--- begin Information given ---
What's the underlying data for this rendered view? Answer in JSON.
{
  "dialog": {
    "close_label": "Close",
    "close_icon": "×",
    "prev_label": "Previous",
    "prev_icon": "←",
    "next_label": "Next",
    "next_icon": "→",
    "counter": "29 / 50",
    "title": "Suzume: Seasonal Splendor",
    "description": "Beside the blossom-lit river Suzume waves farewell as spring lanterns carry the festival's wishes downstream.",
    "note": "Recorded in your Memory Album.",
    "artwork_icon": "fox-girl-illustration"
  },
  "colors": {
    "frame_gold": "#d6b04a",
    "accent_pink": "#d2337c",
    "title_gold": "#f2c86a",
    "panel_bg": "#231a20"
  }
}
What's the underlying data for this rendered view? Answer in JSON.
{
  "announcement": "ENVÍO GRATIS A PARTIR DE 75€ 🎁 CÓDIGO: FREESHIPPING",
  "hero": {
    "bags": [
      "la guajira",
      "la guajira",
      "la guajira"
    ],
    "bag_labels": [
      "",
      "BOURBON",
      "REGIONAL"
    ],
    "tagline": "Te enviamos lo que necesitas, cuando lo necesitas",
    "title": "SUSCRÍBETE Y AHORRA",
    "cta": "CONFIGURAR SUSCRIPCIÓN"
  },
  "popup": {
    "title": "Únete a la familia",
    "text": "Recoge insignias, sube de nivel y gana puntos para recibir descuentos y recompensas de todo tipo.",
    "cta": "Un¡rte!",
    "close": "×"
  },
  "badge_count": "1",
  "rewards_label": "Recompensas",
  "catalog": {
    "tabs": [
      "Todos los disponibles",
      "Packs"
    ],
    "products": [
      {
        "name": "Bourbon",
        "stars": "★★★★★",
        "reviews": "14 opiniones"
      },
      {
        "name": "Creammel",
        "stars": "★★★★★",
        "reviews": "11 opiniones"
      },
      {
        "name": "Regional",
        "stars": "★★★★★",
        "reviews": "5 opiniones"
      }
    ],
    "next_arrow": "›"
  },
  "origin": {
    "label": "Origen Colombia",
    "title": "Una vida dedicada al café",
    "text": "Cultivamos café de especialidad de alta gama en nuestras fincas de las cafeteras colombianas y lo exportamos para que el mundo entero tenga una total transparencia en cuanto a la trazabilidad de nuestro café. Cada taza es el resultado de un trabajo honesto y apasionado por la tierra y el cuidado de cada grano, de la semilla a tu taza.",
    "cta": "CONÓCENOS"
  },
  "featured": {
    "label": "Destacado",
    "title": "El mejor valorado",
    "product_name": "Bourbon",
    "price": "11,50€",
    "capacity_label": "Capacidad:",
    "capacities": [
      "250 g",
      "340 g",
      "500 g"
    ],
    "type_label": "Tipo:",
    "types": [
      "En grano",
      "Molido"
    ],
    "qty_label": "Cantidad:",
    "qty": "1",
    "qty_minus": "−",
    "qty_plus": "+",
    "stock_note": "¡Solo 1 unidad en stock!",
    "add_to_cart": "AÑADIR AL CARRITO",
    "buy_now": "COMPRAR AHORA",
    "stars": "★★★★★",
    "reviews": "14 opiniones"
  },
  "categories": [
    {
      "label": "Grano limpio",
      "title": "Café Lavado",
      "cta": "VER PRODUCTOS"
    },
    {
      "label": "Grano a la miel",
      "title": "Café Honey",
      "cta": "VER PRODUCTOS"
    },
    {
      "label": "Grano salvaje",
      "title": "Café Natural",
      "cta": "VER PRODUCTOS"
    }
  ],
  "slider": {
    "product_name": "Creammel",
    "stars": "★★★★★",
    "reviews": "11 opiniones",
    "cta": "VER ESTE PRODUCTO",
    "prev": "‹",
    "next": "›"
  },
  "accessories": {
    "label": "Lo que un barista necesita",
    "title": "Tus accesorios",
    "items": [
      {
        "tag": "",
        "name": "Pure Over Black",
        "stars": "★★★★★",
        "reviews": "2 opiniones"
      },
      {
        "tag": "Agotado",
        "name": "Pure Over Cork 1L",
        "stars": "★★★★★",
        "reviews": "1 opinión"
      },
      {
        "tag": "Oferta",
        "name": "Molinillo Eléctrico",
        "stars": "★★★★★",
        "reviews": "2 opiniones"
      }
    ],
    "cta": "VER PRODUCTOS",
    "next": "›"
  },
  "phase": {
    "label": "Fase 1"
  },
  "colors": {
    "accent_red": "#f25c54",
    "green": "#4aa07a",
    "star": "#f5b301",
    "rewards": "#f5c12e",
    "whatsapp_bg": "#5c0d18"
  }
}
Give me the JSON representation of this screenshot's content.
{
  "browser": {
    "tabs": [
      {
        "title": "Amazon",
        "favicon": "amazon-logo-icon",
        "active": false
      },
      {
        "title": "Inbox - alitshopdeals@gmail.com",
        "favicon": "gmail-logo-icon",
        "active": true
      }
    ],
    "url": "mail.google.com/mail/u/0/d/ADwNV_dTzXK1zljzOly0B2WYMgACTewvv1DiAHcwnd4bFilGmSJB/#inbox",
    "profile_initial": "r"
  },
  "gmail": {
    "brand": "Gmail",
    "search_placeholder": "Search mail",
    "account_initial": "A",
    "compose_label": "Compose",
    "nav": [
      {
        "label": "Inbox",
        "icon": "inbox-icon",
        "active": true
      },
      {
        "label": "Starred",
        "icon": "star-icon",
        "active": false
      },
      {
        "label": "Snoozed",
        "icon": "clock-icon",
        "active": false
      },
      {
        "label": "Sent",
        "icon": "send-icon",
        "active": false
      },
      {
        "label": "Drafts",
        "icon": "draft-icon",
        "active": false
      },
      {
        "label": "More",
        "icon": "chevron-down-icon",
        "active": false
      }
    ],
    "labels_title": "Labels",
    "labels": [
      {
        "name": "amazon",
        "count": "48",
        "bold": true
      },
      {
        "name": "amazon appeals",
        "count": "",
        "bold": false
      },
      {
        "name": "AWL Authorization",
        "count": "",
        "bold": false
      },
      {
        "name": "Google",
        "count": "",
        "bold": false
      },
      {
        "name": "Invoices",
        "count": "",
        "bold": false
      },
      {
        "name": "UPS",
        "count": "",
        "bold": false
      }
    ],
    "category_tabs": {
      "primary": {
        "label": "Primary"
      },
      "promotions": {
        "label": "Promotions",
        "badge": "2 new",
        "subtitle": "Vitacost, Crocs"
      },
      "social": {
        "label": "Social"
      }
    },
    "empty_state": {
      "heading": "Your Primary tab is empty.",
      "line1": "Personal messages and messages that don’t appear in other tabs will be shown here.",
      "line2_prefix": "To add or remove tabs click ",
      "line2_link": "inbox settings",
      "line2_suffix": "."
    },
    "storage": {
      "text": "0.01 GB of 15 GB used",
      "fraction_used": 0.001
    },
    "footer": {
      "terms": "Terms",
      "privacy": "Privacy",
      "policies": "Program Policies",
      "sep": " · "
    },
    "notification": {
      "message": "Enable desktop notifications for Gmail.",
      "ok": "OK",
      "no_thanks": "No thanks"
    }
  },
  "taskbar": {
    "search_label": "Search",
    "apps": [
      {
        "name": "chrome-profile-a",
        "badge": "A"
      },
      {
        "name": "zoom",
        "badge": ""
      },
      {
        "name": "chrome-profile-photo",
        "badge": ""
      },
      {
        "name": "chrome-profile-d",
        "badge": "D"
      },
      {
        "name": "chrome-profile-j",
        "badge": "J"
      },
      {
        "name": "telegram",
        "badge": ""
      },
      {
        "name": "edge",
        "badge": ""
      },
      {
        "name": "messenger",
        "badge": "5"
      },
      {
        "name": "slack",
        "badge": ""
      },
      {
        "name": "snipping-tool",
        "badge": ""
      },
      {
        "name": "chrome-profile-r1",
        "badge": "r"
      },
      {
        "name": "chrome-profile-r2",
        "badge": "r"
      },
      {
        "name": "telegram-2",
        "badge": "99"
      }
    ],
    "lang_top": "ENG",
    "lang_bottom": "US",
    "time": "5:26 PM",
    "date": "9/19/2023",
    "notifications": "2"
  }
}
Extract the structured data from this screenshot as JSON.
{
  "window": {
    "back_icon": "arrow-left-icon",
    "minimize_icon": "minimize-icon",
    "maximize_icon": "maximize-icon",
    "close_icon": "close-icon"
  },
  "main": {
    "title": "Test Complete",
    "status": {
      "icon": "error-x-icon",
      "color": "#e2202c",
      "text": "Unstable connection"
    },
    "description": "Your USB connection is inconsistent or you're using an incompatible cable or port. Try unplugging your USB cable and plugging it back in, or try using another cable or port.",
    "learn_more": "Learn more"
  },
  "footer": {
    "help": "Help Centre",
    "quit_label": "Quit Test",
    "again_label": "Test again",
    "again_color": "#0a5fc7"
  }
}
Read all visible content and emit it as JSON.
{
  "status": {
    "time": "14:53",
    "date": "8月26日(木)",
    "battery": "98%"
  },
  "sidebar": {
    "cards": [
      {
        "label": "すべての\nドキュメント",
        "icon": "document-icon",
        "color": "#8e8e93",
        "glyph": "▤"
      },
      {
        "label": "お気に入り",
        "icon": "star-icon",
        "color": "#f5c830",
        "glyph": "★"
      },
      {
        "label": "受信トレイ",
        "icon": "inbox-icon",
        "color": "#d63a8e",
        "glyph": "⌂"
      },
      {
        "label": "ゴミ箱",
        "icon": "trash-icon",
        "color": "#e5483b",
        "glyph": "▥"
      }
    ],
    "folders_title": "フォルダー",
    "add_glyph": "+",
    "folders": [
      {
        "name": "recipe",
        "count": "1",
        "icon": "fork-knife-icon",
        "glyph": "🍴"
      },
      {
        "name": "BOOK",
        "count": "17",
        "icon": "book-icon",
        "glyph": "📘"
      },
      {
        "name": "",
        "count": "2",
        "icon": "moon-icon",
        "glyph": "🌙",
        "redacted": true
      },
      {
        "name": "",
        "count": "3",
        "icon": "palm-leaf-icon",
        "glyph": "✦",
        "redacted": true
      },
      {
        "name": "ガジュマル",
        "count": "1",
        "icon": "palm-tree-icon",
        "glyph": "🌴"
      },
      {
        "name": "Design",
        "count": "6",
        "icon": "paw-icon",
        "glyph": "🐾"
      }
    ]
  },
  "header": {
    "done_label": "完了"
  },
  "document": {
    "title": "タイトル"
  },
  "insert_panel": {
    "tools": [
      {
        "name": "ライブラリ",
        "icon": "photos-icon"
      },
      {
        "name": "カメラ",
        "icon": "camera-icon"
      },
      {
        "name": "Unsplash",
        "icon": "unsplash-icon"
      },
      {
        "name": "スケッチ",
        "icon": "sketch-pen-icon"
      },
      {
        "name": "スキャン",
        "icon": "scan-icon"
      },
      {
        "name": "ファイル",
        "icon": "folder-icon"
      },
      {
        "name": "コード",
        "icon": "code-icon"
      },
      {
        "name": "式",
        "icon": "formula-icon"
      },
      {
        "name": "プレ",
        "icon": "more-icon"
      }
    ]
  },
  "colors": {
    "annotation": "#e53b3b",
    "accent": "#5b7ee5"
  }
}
--- end Information given ---
Work to complete: Identify the lines that hold the word "opiniones". Copy every one of them.

Worked answer:
        "reviews": "14 opiniones"
        "reviews": "11 opiniones"
        "reviews": "5 opiniones"
    "reviews": "14 opiniones"
    "reviews": "11 opiniones",
        "reviews": "2 opiniones"
        "reviews": "2 opiniones"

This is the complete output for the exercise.